Your instructions
Carry on the text about growing apricot trees, given below before the records, starting after its final sentence.

Excerpted text
Apricot trees are versatile, graceful and beautiful. The foliage is attractive, and they make nice shade trees throughout the summer months. And, in the fall, as the tree prepares for the winter months, they have nice color. Apricot trees can be a lovely centerpiece in a yard: their blossoms are white or pink; their foliage is bronze in the spring, deep green in the summer, and yellow in the fall. In addition to complementing the landscape, most people grow apricot trees for their fruit, which is also versatile. It can be eaten fresh, dried for storage, made into wonderful preserves or thrown at unsuspecting targets.
Young apricot trees are likely to make excessive growth, especially trees from 2 to 5years of age. Trees making excessive growth do not mature early in the fall and are, therefore, more subject to injury from low temperatures in November and early winter. Mature apricot trees are hardier than young trees. Apricots are vigorous, fully winter-hardy trees that will eventually reach 2.5-3m (8-10ft). It is recommended that trees are grown as open bushes, as this method requires little pruning. Plant bare-root trees from autumn through to early spring, ideally in a free-draining soil. Apricots enjoy chalk but will not tolerate wet clay soils. It is best not to grow them in containers as they like a good root run.
Apricot trees are sensitive to climatic conditions and require the best possible growing sites to remain healthy and regularly productive. Apricots bloom earlier in the spring than other fruit trees and have only a limited tolerance of high summer heat. While the tree is fairly hardy (some varieties withstand winter lows down to -20° F), it can bloom too early–if you get a warm spell in late February or early March. In areas that have late frosts, you can choose some of the newer varieties developed in the North that bloom later and produce well in harsh climates. Thus, when choosing a variety, select one recommended for your zone and climate that will flower after the last spring frost in your area and that will live through your winter.
The soil must be well drained and preferably of a sandy type. Poor subsoils of any kind will result in the death or poor growth of many trees. Avoid heavy soils for apricots as such soils are likely to be poorly drained. Select a well grown one or two year old tree from the nursery. Two year old trees should have at least four of five well-spaced branches, with a good root system. The usual practice is to plant early in the spring, but planting can be completed in the fall when weather conditions are good and the soil is moist.
To plant your apricot tree dig a hole they same size as the container or a little bigger than the root spread. Ad some compost to the shoveled soil. Remove the apricot tree from the container and prune any long roots. Prune the apricot branches back so you have just two 7-inch long side branches spaced about 7 inches apart and one central stem. Place the apricot tree in the hole and spread out the apricot roots. Fill in the hole with the soil, compost mixture and add water.

Extracted records
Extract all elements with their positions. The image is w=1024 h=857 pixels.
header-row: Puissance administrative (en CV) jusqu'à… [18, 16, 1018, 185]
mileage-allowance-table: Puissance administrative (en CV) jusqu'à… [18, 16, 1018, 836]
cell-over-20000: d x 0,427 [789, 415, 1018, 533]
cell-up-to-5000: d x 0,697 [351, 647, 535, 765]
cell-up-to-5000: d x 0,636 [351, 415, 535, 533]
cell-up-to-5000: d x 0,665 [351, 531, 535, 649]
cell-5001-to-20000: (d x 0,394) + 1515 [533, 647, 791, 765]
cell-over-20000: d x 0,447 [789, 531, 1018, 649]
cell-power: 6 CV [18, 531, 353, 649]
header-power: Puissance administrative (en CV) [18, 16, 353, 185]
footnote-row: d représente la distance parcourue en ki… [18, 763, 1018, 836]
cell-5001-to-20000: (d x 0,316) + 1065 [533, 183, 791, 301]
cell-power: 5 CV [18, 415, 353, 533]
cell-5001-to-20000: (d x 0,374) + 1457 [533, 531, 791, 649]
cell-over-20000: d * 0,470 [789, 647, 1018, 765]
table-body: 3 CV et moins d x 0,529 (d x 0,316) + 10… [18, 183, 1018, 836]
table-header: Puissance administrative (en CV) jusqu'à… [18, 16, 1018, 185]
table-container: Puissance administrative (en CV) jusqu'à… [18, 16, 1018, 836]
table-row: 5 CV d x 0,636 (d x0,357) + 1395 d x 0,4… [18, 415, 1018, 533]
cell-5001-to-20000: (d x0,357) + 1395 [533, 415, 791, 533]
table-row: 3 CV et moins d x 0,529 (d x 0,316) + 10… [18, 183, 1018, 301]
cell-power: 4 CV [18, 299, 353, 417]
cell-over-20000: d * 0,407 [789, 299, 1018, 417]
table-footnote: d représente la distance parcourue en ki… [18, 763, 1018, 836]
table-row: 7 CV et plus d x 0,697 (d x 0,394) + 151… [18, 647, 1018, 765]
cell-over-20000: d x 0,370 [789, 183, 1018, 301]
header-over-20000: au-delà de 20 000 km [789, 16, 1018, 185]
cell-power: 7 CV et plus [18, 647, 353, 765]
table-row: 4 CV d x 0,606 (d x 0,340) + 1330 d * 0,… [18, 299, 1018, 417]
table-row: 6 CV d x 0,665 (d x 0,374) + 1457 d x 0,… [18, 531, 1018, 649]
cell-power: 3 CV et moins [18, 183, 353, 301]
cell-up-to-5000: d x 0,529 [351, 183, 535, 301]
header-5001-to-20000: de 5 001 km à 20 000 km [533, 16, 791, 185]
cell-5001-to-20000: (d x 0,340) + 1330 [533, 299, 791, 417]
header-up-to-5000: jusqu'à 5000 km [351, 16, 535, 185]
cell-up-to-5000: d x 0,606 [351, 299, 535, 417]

The output
Apricot trees prefer a well-drained soil with a pH of 6.0 to 7.0. If fertilizer is needed, as indicated by yellow-green leaves, then 1/4 pound of 10-10-10 fertilizer should be applied in the second year. Granular fertilizer should be scattered beneath the branches of the tree. An additional 1/4 pound should be applied for every year of age of the tree in early spring, before growth starts.

Winter protection:
If the temperature falls to below freezing, then will need to do additional protection. The southwest side of the trunk can become very warm on sunny days in late fall and winter. Night temperature frequently drops to well below freezing. This alternative freezing and thawing often injures the bark and wood. This permits wood-destroying fungi to gain entrance, and a large canker is likely to develop. Paint the trunk with a latex-based, white paint.
Fill any holes that develop in the soil at the base of the trunk. Make certain that the soil level adjacent to the trunk is slightly higher so that water will drain away from the tree. Water collecting in depressions near the trunk will form ice in late fall or winter. This ice may girdle the tree, causing death or serious injury.

Growing apricot from seed:
Apricot stones need to be stratified before they will germinate. This means taking the apricot stone directly from a ripe apricot, soaking it for 24 hours, then wrapping in damp paper towel then plastic (or in a bag of damp, sterilized sand, as is done in the nursery industry), and placing this into the refrigerator at about 4 deg. C for a period of four weeks (this cold storage would be four months for peaches and plums). This replicates what would occur in nature: The damp seed from the fruit would fall onto the wet ground and go through a cold, damp winter, which act to break the dormancy the stone retains when taken from the fruit. When conditions warm up again (when you take the stone from the refrigerator) and sow it into potting mix at about 20-25 deg. C, it will then be ready to germinate. Germination, however, could take some time as the hard seed coat makes the process of germination rather slow.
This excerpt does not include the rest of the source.